- WORK TO COMPLETE -
In the essay on research in wartime Russia, who coordinates and edits the "Ukrainian Dispatches" series?

--- begin SELECTED EXTRACT ---

Navigating Research, Ethics, and Complicity in Russia’s War

Winter pines near Lake Kratovskoe in Russia. Image courtesy of Aleks G.
In the days and weeks following Russia’s February 2022 invasion and military occupation of Ukraine, scholars with expertise on the region weighed in on the ongoing crisis. Their meditations, insights, and professional experiences are collected here as the “Ukrainian Dispatches.” The New Fascism Syllabus‘ “Ukrainian Dispatches” series is being coordinated and edited by Jennifer Evans, Brian J Griffith, and Sophie Wunderlich.



“What I really want to know is what you think about the annexation of Crimea!”

It was 2015 in Russia, and all was not well.

I was on the second leg of a Fulbright research fellowship. The first leg was spent in western Siberia in 2014, starting just after the downing of flight MH17 and the imposition of Western sanctions on Russia. I’d arrived with the intent of conducting research on nationalism and support for authoritarian rule. My stay began with my host reacting with obvious horror and panic about the topic—evidently, he had not read my proposal—and then attempting to foist an unqualified research assistant (“She’s two meters, red head, and not stupid”) in a transparent attempt to monitor my movements.

That first leg of fieldwork concluded with my apartment getting tossed while I was visiting a friend. They even unrolled the toilet paper in search of kompromat. I had two sets of eyes on me from the moment I stepped out, even bumping into my tail on occasion as we circled a park. As I prepared to return home, I was called for questioning by both the Federal Security Service (FSB) and the Federal Migration Service. In the end, I was charged with a nonsensical administrative violation. When I asked whether it would be ok to return next year, they shrugged and said, “Who is to know? Things can change.” As I left their office, they waved and said, “don’t believe the lies about Russia!”

The next year, I re-located my research to the Urals.

--- end SELECTED EXTRACT ---
--- begin EXTRACTED DATA ---

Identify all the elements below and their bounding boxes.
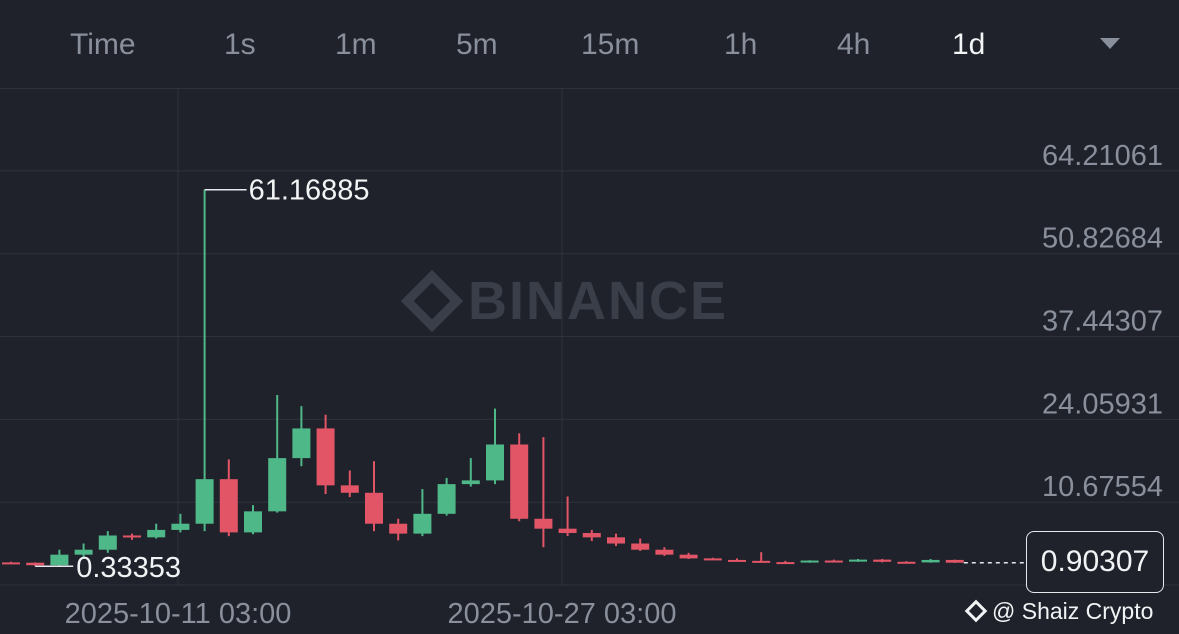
x-tick-label: 2025-10-11 03:00 <box>65 598 292 630</box>
tab-time[interactable]: Time <box>70 28 136 61</box>
candle-body <box>268 458 287 512</box>
candle-body <box>824 560 843 563</box>
candle-body <box>776 562 795 565</box>
candle-body <box>631 543 650 550</box>
candle-body <box>292 428 311 459</box>
tab-5m[interactable]: 5m <box>456 28 498 61</box>
candlestick-chart: 64.21061 50.82684 37.44307 24.05931 10.67554… <box>0 88 1179 630</box>
candle-body <box>728 559 746 562</box>
y-tick-label: 50.82684 <box>1042 223 1163 255</box>
candle-body <box>558 528 577 534</box>
candle-body <box>244 511 262 533</box>
candle-body <box>607 537 625 544</box>
candle-body <box>703 558 722 561</box>
candle-body <box>486 444 504 481</box>
max-value-label: 61.16885 <box>249 175 370 207</box>
candle-body <box>800 560 819 563</box>
candle-body <box>123 535 141 538</box>
candle-body <box>171 523 190 530</box>
tab-1m[interactable]: 1m <box>335 28 377 61</box>
watermark-text: BINANCE <box>468 271 729 331</box>
y-tick-label: 10.67554 <box>1042 471 1163 503</box>
candle-body <box>50 554 69 566</box>
tab-15m[interactable]: 15m <box>581 28 640 61</box>
candle-body <box>98 535 117 550</box>
candle-body <box>897 561 916 564</box>
tab-1h[interactable]: 1h <box>724 28 758 61</box>
chevron-down-icon[interactable] <box>1100 38 1120 49</box>
candle-body <box>195 479 214 524</box>
y-tick-label: 24.05931 <box>1042 388 1163 420</box>
candle-body <box>461 480 480 485</box>
candle-body <box>921 559 940 563</box>
binance-logo-icon <box>400 269 464 333</box>
tab-1d[interactable]: 1d <box>952 28 986 61</box>
candle-body <box>945 559 964 563</box>
candle-body <box>316 428 335 486</box>
candle-body <box>873 559 892 562</box>
candle-body <box>2 562 20 565</box>
y-tick-label: 64.21061 <box>1042 140 1163 172</box>
candle-body <box>389 523 408 534</box>
candle-body <box>413 513 432 534</box>
min-value-label: 0.33353 <box>76 552 181 584</box>
current-price-label: 0.90307 <box>1026 531 1164 593</box>
candle-body <box>655 549 674 555</box>
binance-watermark: BINANCE <box>400 269 729 333</box>
credit-text: @ Shaiz Crypto <box>992 597 1154 624</box>
candle-body <box>849 559 867 562</box>
tab-4h[interactable]: 4h <box>837 28 871 61</box>
candle-body <box>74 549 93 555</box>
candle-body <box>147 529 166 538</box>
candle-body <box>340 485 359 493</box>
candle-body <box>365 492 383 524</box>
binance-logo-icon <box>964 599 988 623</box>
candle-body <box>752 560 771 563</box>
tab-1s[interactable]: 1s <box>224 28 256 61</box>
x-tick-label: 2025-10-27 03:00 <box>448 598 677 630</box>
candle-body <box>26 562 45 566</box>
candle-body <box>437 484 456 514</box>
y-tick-label: 37.44307 <box>1042 306 1163 338</box>
candle-body <box>679 554 698 559</box>
candle-body <box>510 444 529 519</box>
candle-body <box>534 518 553 529</box>
credit: @ Shaiz Crypto <box>964 594 1154 628</box>
candle-body <box>219 479 238 533</box>
interval-tabs: Time 1s 1m 5m 15m 1h 4h 1d <box>0 0 1179 89</box>
candle-body <box>582 533 601 538</box>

--- end EXTRACTED DATA ---

- RESULT OF THIS TASK -
Jennifer Evans, Brian J Griffith, and Sophie Wunderlich.